→ **Passage**:

** begin **

To carry on our story-saving, memory-preserving caption-writing efforts of yesterday, we’re going to learn about keywords, also known as tags, which are helpful facts that will give your photos an added level of organization by making them easily searchable.
JUST GOOGLE IT
Think about how you simply go to Google and type in whatever words are in your brain to describe the topic you seek. Those word choices are “search terms” that are essentially metadata. Imagine if you could Google “Paul’s 4th birthday” and it would magically find all those photos in an instant and show them to you. That would be pretty awesome, right? Well, guess what? We’re going to do that process for your pictures so you can type in some basic terms/keywords/tags and let Picasa be your Google to pull the pics with those matching words. Woohoo!
Now just to clarify for you security-scaredy-cat folks, your photo metadata CANNOT really be read by Google or any other search engines. I’m merely pointing out that it works in a similar fashion to a search engine, but this searching is all done on your own computer to find your own photo files!
Maybe I should’ve used the example of a stock photo website instead. It allows you to search for specific terms to find the perfect image from its vast gallery. Without those search terms (keywords) tagged to the images, they won’t be easily found.
If you’ve looked at a stock photo site, click on an image and check out the keyword list. I’m sure you’ll find a few that don’t seem like words you’d use to describe that photo, but that’s why the success of keywording partially depends on thinking like the person who will be searching. Great news if it’s going to be you most of the time! You know you best!
What in the world is metadata and why must I learn another tech term? Metadata is hidden information attached to every image file that provides additional details for your reference. Why on earth do I care, you ask?
In addition to the image data of your JPG, each image also contains technical information from the camera that captured it. Facts about the camera model, date/time, lens, aperture, ISO, flash, and location (if geo-tag enabled) are recorded to an EXIF file that always stays with the image. You can usually view this info by clicking the “get info” or “properties” menu for any photo, although it’s not often editable.
Commonly called “keywords” or “tags,” metadata is “hidden” data that is tied to your JPG, adding helpful information that can be used to find a specific photo when searching. Obviously, the camera does its job and auto-generates the “capture” specifications and the “when” with the date/time (if your camera is set properly!). But you’ll need to fill in the other blanks about who, what, where and why.
The computer allows us to add these fields of keywords to any image. In addition to the camera’s EXIF, two other types you can add with a computer are called IPTC from the 1970s and the newer style XMP developed by Adobe in 2001. These include geographic location, copyright notice, creator, contact info, and of course, captions, among other details.

** end **

→ **Set exercise A**: Please output, word for word, the part of the photo-tagging passage that opens with the words containing "JUST GOOGLE IT" and closes with "own photo files!".
→ **Set exercise B**: Go on with the photo-tagging passage, starting after its final sentence.
The listing that follows comes from a separate source.

→ **Records of element boundaries**:

** begin **

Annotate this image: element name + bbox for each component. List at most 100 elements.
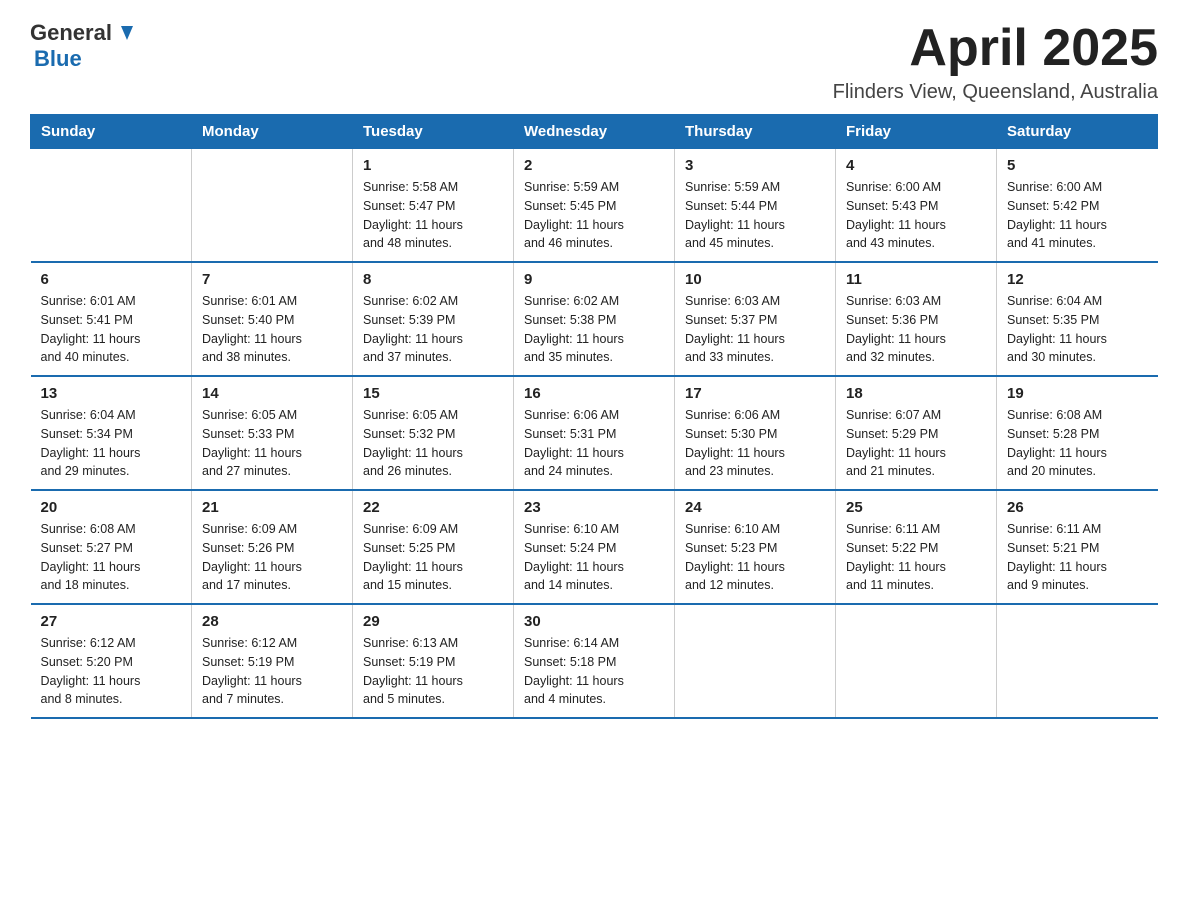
day-info: Sunrise: 5:58 AM Sunset: 5:47 PM Dayligh… [363,178,503,253]
day-number: 29 [363,613,503,630]
day-info: Sunrise: 6:02 AM Sunset: 5:38 PM Dayligh… [524,292,664,367]
calendar-cell [997,604,1158,718]
day-number: 15 [363,385,503,402]
calendar-cell: 29Sunrise: 6:13 AM Sunset: 5:19 PM Dayli… [353,604,514,718]
calendar-cell [836,604,997,718]
day-info: Sunrise: 6:11 AM Sunset: 5:22 PM Dayligh… [846,520,986,595]
day-number: 5 [1007,157,1148,174]
day-info: Sunrise: 6:01 AM Sunset: 5:40 PM Dayligh… [202,292,342,367]
calendar-cell [31,149,192,263]
day-number: 4 [846,157,986,174]
day-number: 7 [202,271,342,288]
weekday-header-tuesday: Tuesday [353,115,514,149]
day-number: 23 [524,499,664,516]
day-number: 21 [202,499,342,516]
calendar-cell [675,604,836,718]
day-number: 17 [685,385,825,402]
calendar-week-row: 6 Sunrise: 6:01 AM Sunset: 5:41 PM Daylig… [31,262,1158,376]
calendar-week-row: 27 Sunrise: 6:12 AM Sunset: 5:20 PM Dayli… [31,604,1158,718]
day-info: Sunrise: 5:59 AM Sunset: 5:44 PM Dayligh… [685,178,825,253]
day-info: Sunrise: 6:10 AM Sunset: 5:24 PM Dayligh… [524,520,664,595]
calendar-cell: 8 Sunrise: 6:02 AM Sunset: 5:39 PM Daylig… [353,262,514,376]
calendar-cell: 2 Sunrise: 5:59 AM Sunset: 5:45 PM Daylig… [514,149,675,263]
day-number: 25 [846,499,986,516]
weekday-header-wednesday: Wednesday [514,115,675,149]
day-number: 3 [685,157,825,174]
day-number: 1 [363,157,503,174]
calendar-cell: 5 Sunrise: 6:00 AM Sunset: 5:42 PM Daylig… [997,149,1158,263]
day-number: 13 [41,385,182,402]
logo: General Blue [30,20,138,72]
day-number: 28 [202,613,342,630]
calendar-week-row: 13 Sunrise: 6:04 AM Sunset: 5:34 PM Dayli… [31,376,1158,490]
header-right: April 2025 Flinders View, Queensland, Au… [833,20,1158,104]
calendar-cell: 26 Sunrise: 6:11 AM Sunset: 5:21 PM Dayli… [997,490,1158,604]
day-number: 8 [363,271,503,288]
weekday-header-sunday: Sunday [31,115,192,149]
calendar-cell: 28 Sunrise: 6:12 AM Sunset: 5:19 PM Dayli… [192,604,353,718]
day-info: Sunrise: 6:05 AM Sunset: 5:33 PM Dayligh… [202,406,342,481]
day-number: 16 [524,385,664,402]
day-info: Sunrise: 6:08 AM Sunset: 5:28 PM Dayligh… [1007,406,1148,481]
calendar-cell: 24 Sunrise: 6:10 AM Sunset: 5:23 PM Dayli… [675,490,836,604]
weekday-header-saturday: Saturday [997,115,1158,149]
calendar-cell: 4 Sunrise: 6:00 AM Sunset: 5:43 PM Daylig… [836,149,997,263]
calendar-cell: 6 Sunrise: 6:01 AM Sunset: 5:41 PM Daylig… [31,262,192,376]
day-number: 11 [846,271,986,288]
logo-general-text: General [30,20,112,46]
weekday-header-friday: Friday [836,115,997,149]
weekday-header-monday: Monday [192,115,353,149]
day-number: 27 [41,613,182,630]
day-info: Sunrise: 6:11 AM Sunset: 5:21 PM Dayligh… [1007,520,1148,595]
day-info: Sunrise: 5:59 AM Sunset: 5:45 PM Dayligh… [524,178,664,253]
day-info: Sunrise: 6:12 AM Sunset: 5:20 PM Dayligh… [41,634,182,709]
day-info: Sunrise: 6:02 AM Sunset: 5:39 PM Dayligh… [363,292,503,367]
day-number: 2 [524,157,664,174]
day-number: 6 [41,271,182,288]
calendar-cell: 7 Sunrise: 6:01 AM Sunset: 5:40 PM Daylig… [192,262,353,376]
calendar-cell: 10Sunrise: 6:03 AM Sunset: 5:37 PM Dayli… [675,262,836,376]
calendar-cell: 17 Sunrise: 6:06 AM Sunset: 5:30 PM Dayli… [675,376,836,490]
day-info: Sunrise: 6:00 AM Sunset: 5:43 PM Dayligh… [846,178,986,253]
calendar-cell: 1 Sunrise: 5:58 AM Sunset: 5:47 PM Daylig… [353,149,514,263]
day-number: 19 [1007,385,1148,402]
day-info: Sunrise: 6:04 AM Sunset: 5:35 PM Dayligh… [1007,292,1148,367]
day-info: Sunrise: 6:01 AM Sunset: 5:41 PM Dayligh… [41,292,182,367]
weekday-header-thursday: Thursday [675,115,836,149]
day-info: Sunrise: 6:06 AM Sunset: 5:30 PM Dayligh… [685,406,825,481]
day-info: Sunrise: 6:10 AM Sunset: 5:23 PM Dayligh… [685,520,825,595]
day-info: Sunrise: 6:00 AM Sunset: 5:42 PM Dayligh… [1007,178,1148,253]
logo-triangle-icon [116,22,138,44]
calendar-cell: 9 Sunrise: 6:02 AM Sunset: 5:38 PM Daylig… [514,262,675,376]
day-info: Sunrise: 6:12 AM Sunset: 5:19 PM Dayligh… [202,634,342,709]
calendar-cell [192,149,353,263]
calendar-cell: 3 Sunrise: 5:59 AM Sunset: 5:44 PM Daylig… [675,149,836,263]
day-number: 14 [202,385,342,402]
day-info: Sunrise: 6:09 AM Sunset: 5:25 PM Dayligh… [363,520,503,595]
calendar-week-row: 20 Sunrise: 6:08 AM Sunset: 5:27 PM Dayli… [31,490,1158,604]
day-info: Sunrise: 6:04 AM Sunset: 5:34 PM Dayligh… [41,406,182,481]
day-number: 20 [41,499,182,516]
calendar-cell: 21Sunrise: 6:09 AM Sunset: 5:26 PM Dayli… [192,490,353,604]
calendar-body: 1 Sunrise: 5:58 AM Sunset: 5:47 PM Daylig… [31,149,1158,719]
calendar-table: SundayMondayTuesdayWednesdayThursdayFrid… [30,114,1158,719]
calendar-cell: 30Sunrise: 6:14 AM Sunset: 5:18 PM Dayli… [514,604,675,718]
day-number: 30 [524,613,664,630]
day-number: 10 [685,271,825,288]
day-number: 9 [524,271,664,288]
calendar-cell: 20 Sunrise: 6:08 AM Sunset: 5:27 PM Dayli… [31,490,192,604]
calendar-week-row: 1 Sunrise: 5:58 AM Sunset: 5:47 PM Daylig… [31,149,1158,263]
day-number: 24 [685,499,825,516]
day-info: Sunrise: 6:08 AM Sunset: 5:27 PM Dayligh… [41,520,182,595]
calendar-header: SundayMondayTuesdayWednesdayThursdayFrid… [31,115,1158,149]
day-info: Sunrise: 6:06 AM Sunset: 5:31 PM Dayligh… [524,406,664,481]
day-number: 22 [363,499,503,516]
calendar-cell: 14 Sunrise: 6:05 AM Sunset: 5:33 PM Dayli… [192,376,353,490]
location-text: Flinders View, Queensland, Australia [833,81,1158,104]
day-info: Sunrise: 6:05 AM Sunset: 5:32 PM Dayligh… [363,406,503,481]
calendar-cell: 18Sunrise: 6:07 AM Sunset: 5:29 PM Dayli… [836,376,997,490]
calendar-cell: 27 Sunrise: 6:12 AM Sunset: 5:20 PM Dayli… [31,604,192,718]
calendar-cell: 25 Sunrise: 6:11 AM Sunset: 5:22 PM Dayli… [836,490,997,604]
day-number: 26 [1007,499,1148,516]
calendar-cell: 16 Sunrise: 6:06 AM Sunset: 5:31 PM Dayli… [514,376,675,490]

** end **

→ **Final answer A**:
JUST GOOGLE IT
Think about how you simply go to Google and type in whatever words are in your brain to describe the topic you seek. Those word choices are “search terms” that are essentially metadata. Imagine if you could Google “Paul’s 4th birthday” and it would magically find all those photos in an instant and show them to you. That would be pretty awesome, right? Well, guess what? We’re going to do that process for your pictures so you can type in some basic terms/keywords/tags and let Picasa be your Google to pull the pics with those matching words. Woohoo!
Now just to clarify for you security-scaredy-cat folks, your photo metadata CANNOT really be read by Google or any other search engines. I’m merely pointing out that it works in a similar fashion to a search engine, but this searching is all done on your own computer to find your own photo files!

→ **Final answer B**:
People tend to prefer the word “tags” because it makes you think of price tags or gift tags that are attached to items and give you helpful information such as “This is THAT much?” or “That’s for me?”
In today’s social media-savvy world, we could also think of them a bit like #hashtags, which are primarily found on Instagram and Twitter. If you don’t understand those, don’t stress as this isn’t about that but it may help some of you get a grip on what tags are and why we do it.
Web designers use keywords when creating sites to improve SEO (Search Engine Optimization). Maybe we should call what we’re doing Photo Recall Optimization (PRO)? I know I’d like to be a PRO at it! And with Picasa’s tags and captions, I can be!
TAG, YOU’RE IT
Picasa makes it super easy to add tags to any photo. Just click on the small yellow “tag” icon in the lower right corner of a photo in the editor mode. The right panel now becomes a tag editor window. Type in your words and hit “enter” to have them saved. If you need to delete a tag, click on it to highlight it, then click the small x at the far right.
You can also set up to 10 “quick tags” that you use the most by clicking the tiny orange “gear” logo in that section. These stay at the bottom so you can simply click once to include them without typing anything again. To save you time, the top two spots are reserved for your most-recent tags, unless you opt otherwise.
To be honest, this is one area of Picasa that I think is lacking. The irony of that fact is that Picasa is from Google, THE search engine king! I’d love to see better use of Picasa’s Tags panel by showing more of my tags so I can just click them to apply, or maybe have an alphabetical auto-fill so as I start to type, my choices are filled in fast. And I’d also prefer to have a way to sort them into a hierarchy with categories or grouped by sub-topics such as People, Places, and so on.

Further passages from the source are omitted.